* Your goal: Lines that hold the word "product" should be located and copied.

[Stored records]
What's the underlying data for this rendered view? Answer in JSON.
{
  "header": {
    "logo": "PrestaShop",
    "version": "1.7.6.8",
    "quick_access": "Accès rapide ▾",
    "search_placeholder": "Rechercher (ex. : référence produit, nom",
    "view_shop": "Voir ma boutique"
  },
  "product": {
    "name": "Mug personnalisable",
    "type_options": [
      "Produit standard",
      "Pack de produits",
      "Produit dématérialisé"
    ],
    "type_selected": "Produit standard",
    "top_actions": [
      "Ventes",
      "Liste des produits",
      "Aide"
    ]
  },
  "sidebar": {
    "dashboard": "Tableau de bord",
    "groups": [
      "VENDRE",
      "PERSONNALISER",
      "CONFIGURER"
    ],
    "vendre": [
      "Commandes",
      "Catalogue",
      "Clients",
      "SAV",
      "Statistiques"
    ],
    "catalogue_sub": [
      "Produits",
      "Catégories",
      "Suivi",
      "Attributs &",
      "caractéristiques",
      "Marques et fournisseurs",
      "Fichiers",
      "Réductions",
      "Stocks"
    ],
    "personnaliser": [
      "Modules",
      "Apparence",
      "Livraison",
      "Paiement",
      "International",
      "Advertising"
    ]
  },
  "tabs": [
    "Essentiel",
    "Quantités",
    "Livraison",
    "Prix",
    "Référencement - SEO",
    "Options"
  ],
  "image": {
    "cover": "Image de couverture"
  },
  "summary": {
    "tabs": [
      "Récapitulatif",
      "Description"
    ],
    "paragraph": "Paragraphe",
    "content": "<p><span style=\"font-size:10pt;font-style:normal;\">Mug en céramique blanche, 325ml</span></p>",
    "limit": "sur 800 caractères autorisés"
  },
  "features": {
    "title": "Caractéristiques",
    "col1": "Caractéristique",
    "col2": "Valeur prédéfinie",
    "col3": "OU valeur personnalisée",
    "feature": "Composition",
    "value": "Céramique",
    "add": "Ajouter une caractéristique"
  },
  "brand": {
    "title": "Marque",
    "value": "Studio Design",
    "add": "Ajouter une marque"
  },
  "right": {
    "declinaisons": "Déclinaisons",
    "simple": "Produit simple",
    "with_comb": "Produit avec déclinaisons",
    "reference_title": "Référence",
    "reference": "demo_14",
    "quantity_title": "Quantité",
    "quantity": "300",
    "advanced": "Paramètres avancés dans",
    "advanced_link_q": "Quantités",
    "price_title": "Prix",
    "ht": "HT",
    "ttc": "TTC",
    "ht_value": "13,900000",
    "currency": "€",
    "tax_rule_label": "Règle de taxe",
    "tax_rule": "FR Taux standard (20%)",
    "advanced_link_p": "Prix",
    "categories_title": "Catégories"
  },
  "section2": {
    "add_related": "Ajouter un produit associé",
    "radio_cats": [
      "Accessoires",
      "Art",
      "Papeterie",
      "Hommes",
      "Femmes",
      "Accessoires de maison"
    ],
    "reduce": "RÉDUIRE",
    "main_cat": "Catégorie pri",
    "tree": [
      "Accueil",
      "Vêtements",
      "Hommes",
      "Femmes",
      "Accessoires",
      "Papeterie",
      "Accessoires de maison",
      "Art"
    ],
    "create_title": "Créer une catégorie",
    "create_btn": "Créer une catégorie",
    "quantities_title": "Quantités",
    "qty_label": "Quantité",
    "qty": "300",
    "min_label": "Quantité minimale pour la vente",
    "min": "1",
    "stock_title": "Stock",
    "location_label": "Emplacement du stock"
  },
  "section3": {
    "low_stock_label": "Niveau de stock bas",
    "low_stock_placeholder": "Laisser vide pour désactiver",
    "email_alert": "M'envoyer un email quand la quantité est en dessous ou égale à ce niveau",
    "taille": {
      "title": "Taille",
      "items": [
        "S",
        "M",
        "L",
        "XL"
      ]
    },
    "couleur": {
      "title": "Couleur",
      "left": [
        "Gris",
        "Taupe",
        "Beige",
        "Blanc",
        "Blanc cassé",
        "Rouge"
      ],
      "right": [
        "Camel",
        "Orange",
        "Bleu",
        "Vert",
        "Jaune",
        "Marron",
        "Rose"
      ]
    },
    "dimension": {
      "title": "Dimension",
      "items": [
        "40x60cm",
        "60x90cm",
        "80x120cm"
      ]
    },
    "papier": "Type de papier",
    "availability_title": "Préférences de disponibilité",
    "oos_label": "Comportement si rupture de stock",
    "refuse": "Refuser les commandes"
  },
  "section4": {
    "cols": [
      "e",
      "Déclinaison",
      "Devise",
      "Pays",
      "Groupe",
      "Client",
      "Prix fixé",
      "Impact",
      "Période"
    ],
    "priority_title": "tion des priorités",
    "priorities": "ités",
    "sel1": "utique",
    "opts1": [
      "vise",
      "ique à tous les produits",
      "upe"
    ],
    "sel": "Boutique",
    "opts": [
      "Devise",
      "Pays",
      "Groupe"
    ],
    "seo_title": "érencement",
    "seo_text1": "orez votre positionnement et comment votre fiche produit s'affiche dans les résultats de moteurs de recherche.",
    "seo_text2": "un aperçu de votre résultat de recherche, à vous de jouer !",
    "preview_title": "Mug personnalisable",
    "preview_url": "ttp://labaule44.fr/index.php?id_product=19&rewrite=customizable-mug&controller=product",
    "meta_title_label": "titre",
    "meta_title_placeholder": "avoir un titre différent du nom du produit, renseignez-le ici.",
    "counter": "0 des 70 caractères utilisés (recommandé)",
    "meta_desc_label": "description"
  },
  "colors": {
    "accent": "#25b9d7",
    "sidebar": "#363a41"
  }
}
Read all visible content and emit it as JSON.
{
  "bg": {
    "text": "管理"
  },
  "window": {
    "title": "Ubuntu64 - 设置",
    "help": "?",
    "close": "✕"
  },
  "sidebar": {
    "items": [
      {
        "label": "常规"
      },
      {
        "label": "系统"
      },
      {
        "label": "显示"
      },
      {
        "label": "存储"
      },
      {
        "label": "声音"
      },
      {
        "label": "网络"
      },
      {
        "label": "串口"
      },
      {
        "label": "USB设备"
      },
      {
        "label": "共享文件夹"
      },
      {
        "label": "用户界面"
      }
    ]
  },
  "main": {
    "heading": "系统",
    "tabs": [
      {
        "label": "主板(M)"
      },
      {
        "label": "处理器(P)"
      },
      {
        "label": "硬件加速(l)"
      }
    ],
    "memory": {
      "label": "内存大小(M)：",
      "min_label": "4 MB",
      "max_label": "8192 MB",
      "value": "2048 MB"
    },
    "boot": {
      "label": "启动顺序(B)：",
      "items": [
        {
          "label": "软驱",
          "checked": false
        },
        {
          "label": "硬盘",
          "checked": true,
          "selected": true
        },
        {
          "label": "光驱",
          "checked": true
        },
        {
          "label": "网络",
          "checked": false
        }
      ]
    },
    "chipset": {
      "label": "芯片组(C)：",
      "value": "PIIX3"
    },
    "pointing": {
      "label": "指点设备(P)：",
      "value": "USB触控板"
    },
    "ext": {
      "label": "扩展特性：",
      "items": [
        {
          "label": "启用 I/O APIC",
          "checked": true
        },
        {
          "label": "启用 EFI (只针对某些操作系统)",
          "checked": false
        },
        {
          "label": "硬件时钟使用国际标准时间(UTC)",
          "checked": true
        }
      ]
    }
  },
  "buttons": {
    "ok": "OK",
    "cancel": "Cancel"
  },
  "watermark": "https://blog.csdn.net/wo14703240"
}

* Final answer:
  "product": {
    "preview_url": "ttp://labaule44.fr/index.php?id_product=19&rewrite=customizable-mug&controller=product",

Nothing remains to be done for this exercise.